**PROVIDED DATA:**
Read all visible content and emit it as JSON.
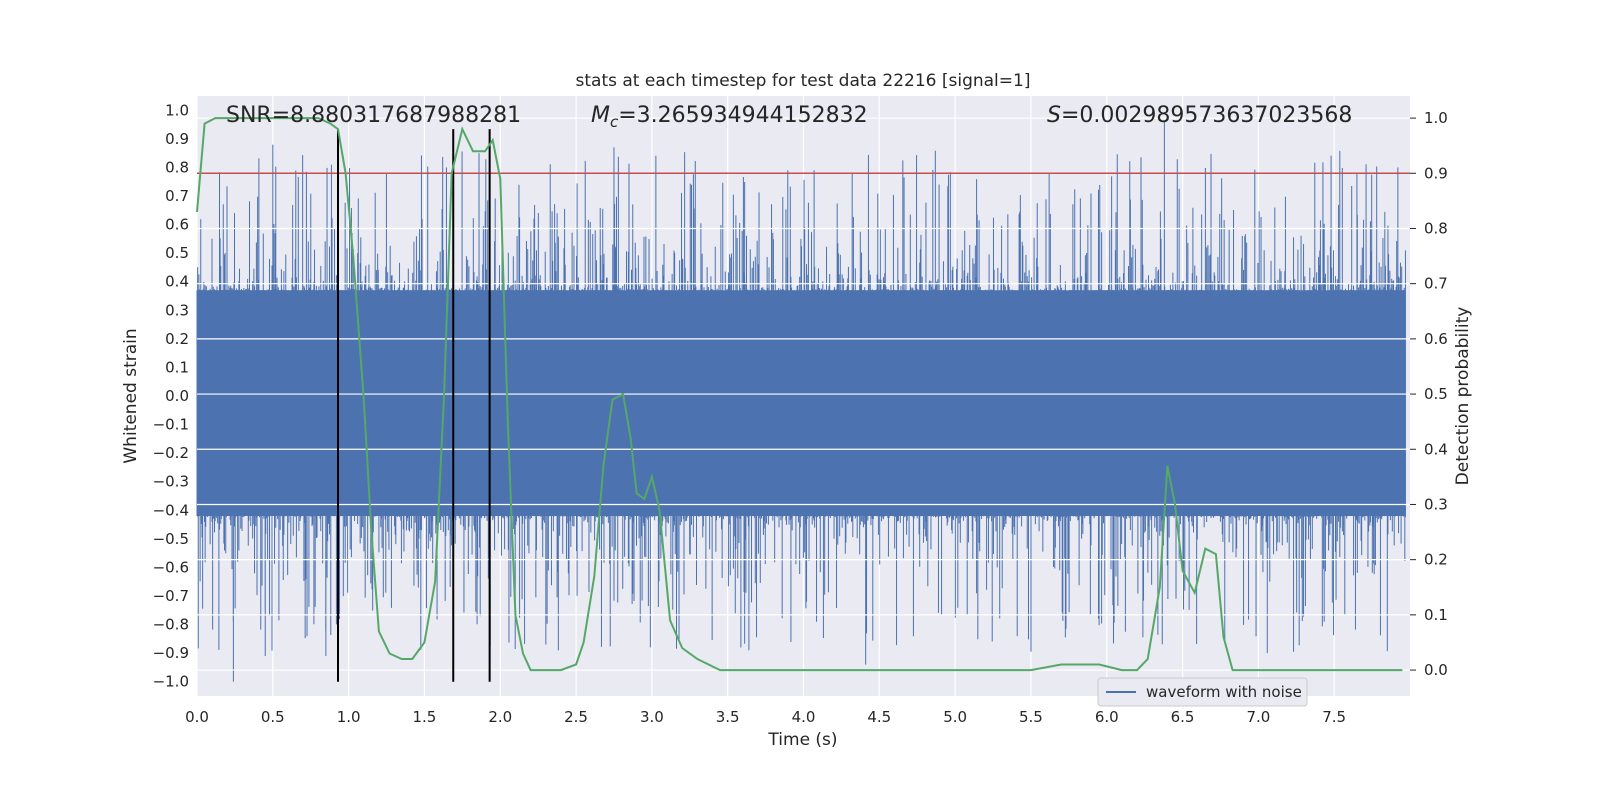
{
  "chart_data": {
    "type": "line",
    "title": "stats at each timestep for test data 22216 [signal=1]",
    "xlabel": "Time (s)",
    "ylabel": "Whitened strain",
    "y2label": "Detection probability",
    "xlim": [
      0.0,
      8.0
    ],
    "ylim": [
      -1.05,
      1.05
    ],
    "y2lim": [
      -0.047,
      1.04
    ],
    "xticks": [
      "0.0",
      "0.5",
      "1.0",
      "1.5",
      "2.0",
      "2.5",
      "3.0",
      "3.5",
      "4.0",
      "4.5",
      "5.0",
      "5.5",
      "6.0",
      "6.5",
      "7.0",
      "7.5"
    ],
    "yticks": [
      "1.0",
      "0.9",
      "0.8",
      "0.7",
      "0.6",
      "0.5",
      "0.4",
      "0.3",
      "0.2",
      "0.1",
      "0.0",
      "-0.1",
      "-0.2",
      "-0.3",
      "-0.4",
      "-0.5",
      "-0.6",
      "-0.7",
      "-0.8",
      "-0.9",
      "-1.0"
    ],
    "y2ticks": [
      "1.0",
      "0.9",
      "0.8",
      "0.7",
      "0.6",
      "0.5",
      "0.4",
      "0.3",
      "0.2",
      "0.1",
      "0.0"
    ],
    "grid": true,
    "legend_position": "lower-right",
    "annotations": {
      "snr": "SNR=8.880317687988281",
      "mc_symbol": "M",
      "mc_sub": "c",
      "mc_value": "=3.265934944152832",
      "s_symbol": "S",
      "s_value": "=0.002989573637023568"
    },
    "series": [
      {
        "name": "waveform with noise",
        "axis": "left",
        "color": "#4c72b0",
        "style": "noise",
        "t_range": [
          0.0,
          7.97
        ],
        "typical_band": [
          -0.42,
          0.37
        ],
        "extreme_range": [
          -1.0,
          0.96
        ],
        "spikes": [
          {
            "t": 0.5,
            "v": 0.88
          },
          {
            "t": 2.75,
            "v": 0.87
          },
          {
            "t": 6.38,
            "v": 0.96
          },
          {
            "t": 1.86,
            "v": 0.85
          },
          {
            "t": 4.07,
            "v": 0.79
          },
          {
            "t": 5.62,
            "v": 0.78
          },
          {
            "t": 7.92,
            "v": 0.8
          },
          {
            "t": 7.65,
            "v": 0.78
          },
          {
            "t": 0.24,
            "v": -1.0
          },
          {
            "t": 4.41,
            "v": -0.94
          },
          {
            "t": 0.85,
            "v": -0.91
          },
          {
            "t": 0.45,
            "v": -0.91
          },
          {
            "t": 2.99,
            "v": -0.88
          },
          {
            "t": 3.64,
            "v": -0.89
          }
        ]
      },
      {
        "name": "",
        "axis": "right",
        "color": "#55a868",
        "style": "line",
        "x": [
          0.0,
          0.05,
          0.12,
          0.2,
          0.4,
          0.6,
          0.8,
          0.88,
          0.93,
          0.98,
          1.03,
          1.1,
          1.15,
          1.2,
          1.27,
          1.35,
          1.42,
          1.5,
          1.57,
          1.63,
          1.68,
          1.75,
          1.82,
          1.9,
          1.95,
          2.0,
          2.05,
          2.1,
          2.15,
          2.2,
          2.3,
          2.4,
          2.5,
          2.55,
          2.62,
          2.68,
          2.74,
          2.81,
          2.86,
          2.9,
          2.95,
          3.0,
          3.05,
          3.12,
          3.2,
          3.3,
          3.45,
          3.6,
          4.0,
          4.25,
          4.4,
          4.55,
          4.8,
          5.0,
          5.3,
          5.5,
          5.7,
          5.8,
          5.95,
          6.1,
          6.2,
          6.27,
          6.35,
          6.4,
          6.45,
          6.5,
          6.58,
          6.65,
          6.72,
          6.77,
          6.83,
          6.9,
          7.0,
          7.2,
          7.5,
          7.8,
          7.95
        ],
        "y": [
          0.83,
          0.99,
          1.0,
          1.0,
          1.0,
          1.0,
          1.0,
          0.99,
          0.98,
          0.9,
          0.75,
          0.49,
          0.25,
          0.07,
          0.03,
          0.02,
          0.02,
          0.05,
          0.16,
          0.5,
          0.9,
          0.98,
          0.94,
          0.94,
          0.96,
          0.89,
          0.45,
          0.1,
          0.03,
          0.0,
          0.0,
          0.0,
          0.01,
          0.05,
          0.17,
          0.37,
          0.49,
          0.5,
          0.42,
          0.32,
          0.31,
          0.35,
          0.29,
          0.09,
          0.04,
          0.02,
          0.0,
          0.0,
          0.0,
          0.0,
          0.0,
          0.0,
          0.0,
          0.0,
          0.0,
          0.0,
          0.01,
          0.01,
          0.01,
          0.0,
          0.0,
          0.02,
          0.15,
          0.37,
          0.3,
          0.18,
          0.14,
          0.22,
          0.21,
          0.06,
          0.0,
          0.0,
          0.0,
          0.0,
          0.0,
          0.0,
          0.0
        ]
      }
    ],
    "threshold_line": {
      "axis": "right",
      "value": 0.9,
      "color": "#c44e52"
    },
    "vertical_lines": {
      "x": [
        0.93,
        1.69,
        1.93
      ],
      "ymin": -1.0,
      "ymax": 0.98,
      "color": "#000000"
    }
  }
}
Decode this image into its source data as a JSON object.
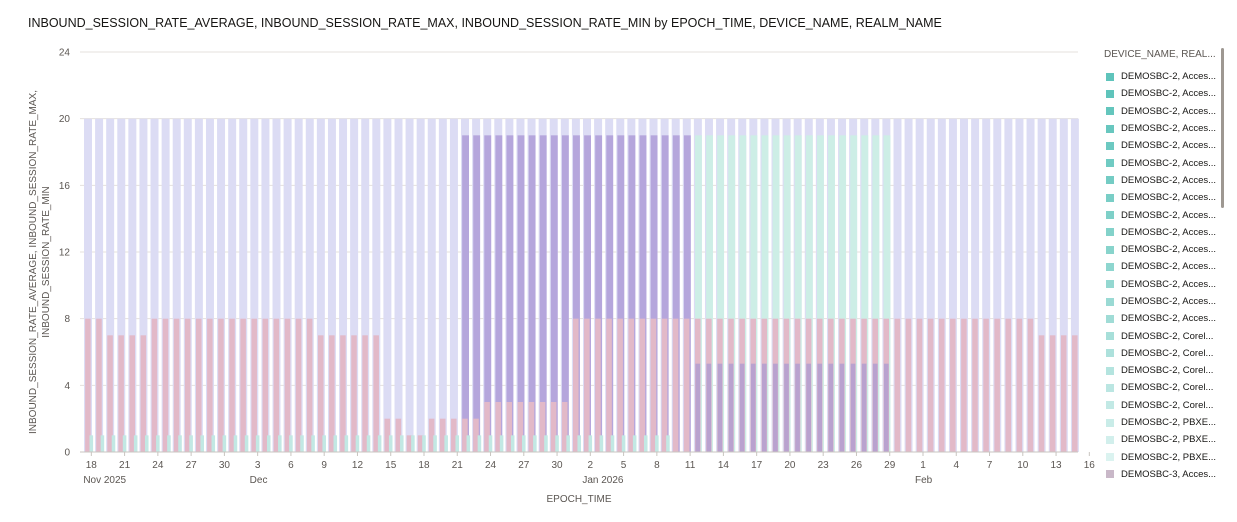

**SHORT EXERCISE:**
Your task is to copy the entries in full and exactly, without any images.

**EXPECTED OUTPUT:**
Read all visible content and emit it as JSON.
{
  "chart_data": {
    "type": "line",
    "title": "stats at each timestep for test data 22216 [signal=1]",
    "xlabel": "Time (s)",
    "ylabel": "Whitened strain",
    "y2label": "Detection probability",
    "xlim": [
      0.0,
      8.0
    ],
    "ylim": [
      -1.05,
      1.05
    ],
    "y2lim": [
      -0.047,
      1.04
    ],
    "xticks": [
      "0.0",
      "0.5",
      "1.0",
      "1.5",
      "2.0",
      "2.5",
      "3.0",
      "3.5",
      "4.0",
      "4.5",
      "5.0",
      "5.5",
      "6.0",
      "6.5",
      "7.0",
      "7.5"
    ],
    "yticks": [
      "1.0",
      "0.9",
      "0.8",
      "0.7",
      "0.6",
      "0.5",
      "0.4",
      "0.3",
      "0.2",
      "0.1",
      "0.0",
      "-0.1",
      "-0.2",
      "-0.3",
      "-0.4",
      "-0.5",
      "-0.6",
      "-0.7",
      "-0.8",
      "-0.9",
      "-1.0"
    ],
    "y2ticks": [
      "1.0",
      "0.9",
      "0.8",
      "0.7",
      "0.6",
      "0.5",
      "0.4",
      "0.3",
      "0.2",
      "0.1",
      "0.0"
    ],
    "grid": true,
    "legend_position": "lower-right",
    "annotations": {
      "snr": "SNR=8.880317687988281",
      "mc_symbol": "M",
      "mc_sub": "c",
      "mc_value": "=3.265934944152832",
      "s_symbol": "S",
      "s_value": "=0.002989573637023568"
    },
    "series": [
      {
        "name": "waveform with noise",
        "axis": "left",
        "color": "#4c72b0",
        "style": "noise",
        "t_range": [
          0.0,
          7.97
        ],
        "typical_band": [
          -0.42,
          0.37
        ],
        "extreme_range": [
          -1.0,
          0.96
        ],
        "spikes": [
          {
            "t": 0.5,
            "v": 0.88
          },
          {
            "t": 2.75,
            "v": 0.87
          },
          {
            "t": 6.38,
            "v": 0.96
          },
          {
            "t": 1.86,
            "v": 0.85
          },
          {
            "t": 4.07,
            "v": 0.79
          },
          {
            "t": 5.62,
            "v": 0.78
          },
          {
            "t": 7.92,
            "v": 0.8
          },
          {
            "t": 7.65,
            "v": 0.78
          },
          {
            "t": 0.24,
            "v": -1.0
          },
          {
            "t": 4.41,
            "v": -0.94
          },
          {
            "t": 0.85,
            "v": -0.91
          },
          {
            "t": 0.45,
            "v": -0.91
          },
          {
            "t": 2.99,
            "v": -0.88
          },
          {
            "t": 3.64,
            "v": -0.89
          }
        ]
      },
      {
        "name": "",
        "axis": "right",
        "color": "#55a868",
        "style": "line",
        "x": [
          0.0,
          0.05,
          0.12,
          0.2,
          0.4,
          0.6,
          0.8,
          0.88,
          0.93,
          0.98,
          1.03,
          1.1,
          1.15,
          1.2,
          1.27,
          1.35,
          1.42,
          1.5,
          1.57,
          1.63,
          1.68,
          1.75,
          1.82,
          1.9,
          1.95,
          2.0,
          2.05,
          2.1,
          2.15,
          2.2,
          2.3,
          2.4,
          2.5,
          2.55,
          2.62,
          2.68,
          2.74,
          2.81,
          2.86,
          2.9,
          2.95,
          3.0,
          3.05,
          3.12,
          3.2,
          3.3,
          3.45,
          3.6,
          4.0,
          4.25,
          4.4,
          4.55,
          4.8,
          5.0,
          5.3,
          5.5,
          5.7,
          5.8,
          5.95,
          6.1,
          6.2,
          6.27,
          6.35,
          6.4,
          6.45,
          6.5,
          6.58,
          6.65,
          6.72,
          6.77,
          6.83,
          6.9,
          7.0,
          7.2,
          7.5,
          7.8,
          7.95
        ],
        "y": [
          0.83,
          0.99,
          1.0,
          1.0,
          1.0,
          1.0,
          1.0,
          0.99,
          0.98,
          0.9,
          0.75,
          0.49,
          0.25,
          0.07,
          0.03,
          0.02,
          0.02,
          0.05,
          0.16,
          0.5,
          0.9,
          0.98,
          0.94,
          0.94,
          0.96,
          0.89,
          0.45,
          0.1,
          0.03,
          0.0,
          0.0,
          0.0,
          0.01,
          0.05,
          0.17,
          0.37,
          0.49,
          0.5,
          0.42,
          0.32,
          0.31,
          0.35,
          0.29,
          0.09,
          0.04,
          0.02,
          0.0,
          0.0,
          0.0,
          0.0,
          0.0,
          0.0,
          0.0,
          0.0,
          0.0,
          0.0,
          0.01,
          0.01,
          0.01,
          0.0,
          0.0,
          0.02,
          0.15,
          0.37,
          0.3,
          0.18,
          0.14,
          0.22,
          0.21,
          0.06,
          0.0,
          0.0,
          0.0,
          0.0,
          0.0,
          0.0,
          0.0
        ]
      }
    ],
    "threshold_line": {
      "axis": "right",
      "value": 0.9,
      "color": "#c44e52"
    },
    "vertical_lines": {
      "x": [
        0.93,
        1.69,
        1.93
      ],
      "ymin": -1.0,
      "ymax": 0.98,
      "color": "#000000"
    }
  }
}
Decode this image into its source data as a JSON object.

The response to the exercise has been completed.